_LISTING:_
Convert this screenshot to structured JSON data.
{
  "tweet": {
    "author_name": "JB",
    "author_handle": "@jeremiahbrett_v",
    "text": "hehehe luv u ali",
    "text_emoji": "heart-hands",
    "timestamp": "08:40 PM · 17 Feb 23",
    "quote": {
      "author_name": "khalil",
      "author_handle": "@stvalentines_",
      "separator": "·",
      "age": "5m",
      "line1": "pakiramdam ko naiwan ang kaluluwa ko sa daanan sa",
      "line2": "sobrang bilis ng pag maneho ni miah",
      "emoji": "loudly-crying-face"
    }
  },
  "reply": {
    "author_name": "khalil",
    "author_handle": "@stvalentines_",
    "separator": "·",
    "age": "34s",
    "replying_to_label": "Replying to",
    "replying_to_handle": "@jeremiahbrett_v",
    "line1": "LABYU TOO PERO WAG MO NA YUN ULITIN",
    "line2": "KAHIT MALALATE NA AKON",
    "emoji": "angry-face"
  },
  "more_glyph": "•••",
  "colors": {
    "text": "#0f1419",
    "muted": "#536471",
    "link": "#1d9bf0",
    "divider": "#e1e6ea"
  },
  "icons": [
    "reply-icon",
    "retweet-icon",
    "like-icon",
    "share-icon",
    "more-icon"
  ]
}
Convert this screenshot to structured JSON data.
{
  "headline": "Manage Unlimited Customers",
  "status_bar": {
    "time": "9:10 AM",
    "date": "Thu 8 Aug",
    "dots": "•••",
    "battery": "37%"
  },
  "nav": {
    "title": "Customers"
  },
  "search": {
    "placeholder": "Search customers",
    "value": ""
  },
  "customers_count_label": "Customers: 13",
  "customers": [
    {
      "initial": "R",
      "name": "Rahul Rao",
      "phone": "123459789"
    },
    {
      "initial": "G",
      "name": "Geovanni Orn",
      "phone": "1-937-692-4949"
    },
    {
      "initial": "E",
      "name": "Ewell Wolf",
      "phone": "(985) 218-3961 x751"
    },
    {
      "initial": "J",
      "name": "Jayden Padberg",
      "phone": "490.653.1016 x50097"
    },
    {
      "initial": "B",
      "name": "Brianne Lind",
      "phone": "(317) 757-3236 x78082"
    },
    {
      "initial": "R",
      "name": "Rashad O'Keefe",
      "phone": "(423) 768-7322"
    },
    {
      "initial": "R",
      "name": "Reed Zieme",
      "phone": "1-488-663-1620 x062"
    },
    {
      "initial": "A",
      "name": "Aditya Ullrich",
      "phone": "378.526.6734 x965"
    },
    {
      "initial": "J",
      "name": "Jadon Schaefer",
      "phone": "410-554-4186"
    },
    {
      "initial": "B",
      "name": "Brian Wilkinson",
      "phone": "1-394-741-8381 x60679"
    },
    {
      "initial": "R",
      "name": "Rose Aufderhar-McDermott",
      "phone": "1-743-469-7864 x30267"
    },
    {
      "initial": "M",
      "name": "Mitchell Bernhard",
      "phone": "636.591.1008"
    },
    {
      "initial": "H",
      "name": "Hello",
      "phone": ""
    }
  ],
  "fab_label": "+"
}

_STATED GOAL:_ Word for word, restate all of the data shown above.

_COMPLETED TASK:_
Convert this screenshot to structured JSON data.
{
  "tweet": {
    "author_name": "JB",
    "author_handle": "@jeremiahbrett_v",
    "text": "hehehe luv u ali",
    "text_emoji": "heart-hands",
    "timestamp": "08:40 PM · 17 Feb 23",
    "quote": {
      "author_name": "khalil",
      "author_handle": "@stvalentines_",
      "separator": "·",
      "age": "5m",
      "line1": "pakiramdam ko naiwan ang kaluluwa ko sa daanan sa",
      "line2": "sobrang bilis ng pag maneho ni miah",
      "emoji": "loudly-crying-face"
    }
  },
  "reply": {
    "author_name": "khalil",
    "author_handle": "@stvalentines_",
    "separator": "·",
    "age": "34s",
    "replying_to_label": "Replying to",
    "replying_to_handle": "@jeremiahbrett_v",
    "line1": "LABYU TOO PERO WAG MO NA YUN ULITIN",
    "line2": "KAHIT MALALATE NA AKON",
    "emoji": "angry-face"
  },
  "more_glyph": "•••",
  "colors": {
    "text": "#0f1419",
    "muted": "#536471",
    "link": "#1d9bf0",
    "divider": "#e1e6ea"
  },
  "icons": [
    "reply-icon",
    "retweet-icon",
    "like-icon",
    "share-icon",
    "more-icon"
  ]
}
Convert this screenshot to structured JSON data.
{
  "headline": "Manage Unlimited Customers",
  "status_bar": {
    "time": "9:10 AM",
    "date": "Thu 8 Aug",
    "dots": "•••",
    "battery": "37%"
  },
  "nav": {
    "title": "Customers"
  },
  "search": {
    "placeholder": "Search customers",
    "value": ""
  },
  "customers_count_label": "Customers: 13",
  "customers": [
    {
      "initial": "R",
      "name": "Rahul Rao",
      "phone": "123459789"
    },
    {
      "initial": "G",
      "name": "Geovanni Orn",
      "phone": "1-937-692-4949"
    },
    {
      "initial": "E",
      "name": "Ewell Wolf",
      "phone": "(985) 218-3961 x751"
    },
    {
      "initial": "J",
      "name": "Jayden Padberg",
      "phone": "490.653.1016 x50097"
    },
    {
      "initial": "B",
      "name": "Brianne Lind",
      "phone": "(317) 757-3236 x78082"
    },
    {
      "initial": "R",
      "name": "Rashad O'Keefe",
      "phone": "(423) 768-7322"
    },
    {
      "initial": "R",
      "name": "Reed Zieme",
      "phone": "1-488-663-1620 x062"
    },
    {
      "initial": "A",
      "name": "Aditya Ullrich",
      "phone": "378.526.6734 x965"
    },
    {
      "initial": "J",
      "name": "Jadon Schaefer",
      "phone": "410-554-4186"
    },
    {
      "initial": "B",
      "name": "Brian Wilkinson",
      "phone": "1-394-741-8381 x60679"
    },
    {
      "initial": "R",
      "name": "Rose Aufderhar-McDermott",
      "phone": "1-743-469-7864 x30267"
    },
    {
      "initial": "M",
      "name": "Mitchell Bernhard",
      "phone": "636.591.1008"
    },
    {
      "initial": "H",
      "name": "Hello",
      "phone": ""
    }
  ],
  "fab_label": "+"
}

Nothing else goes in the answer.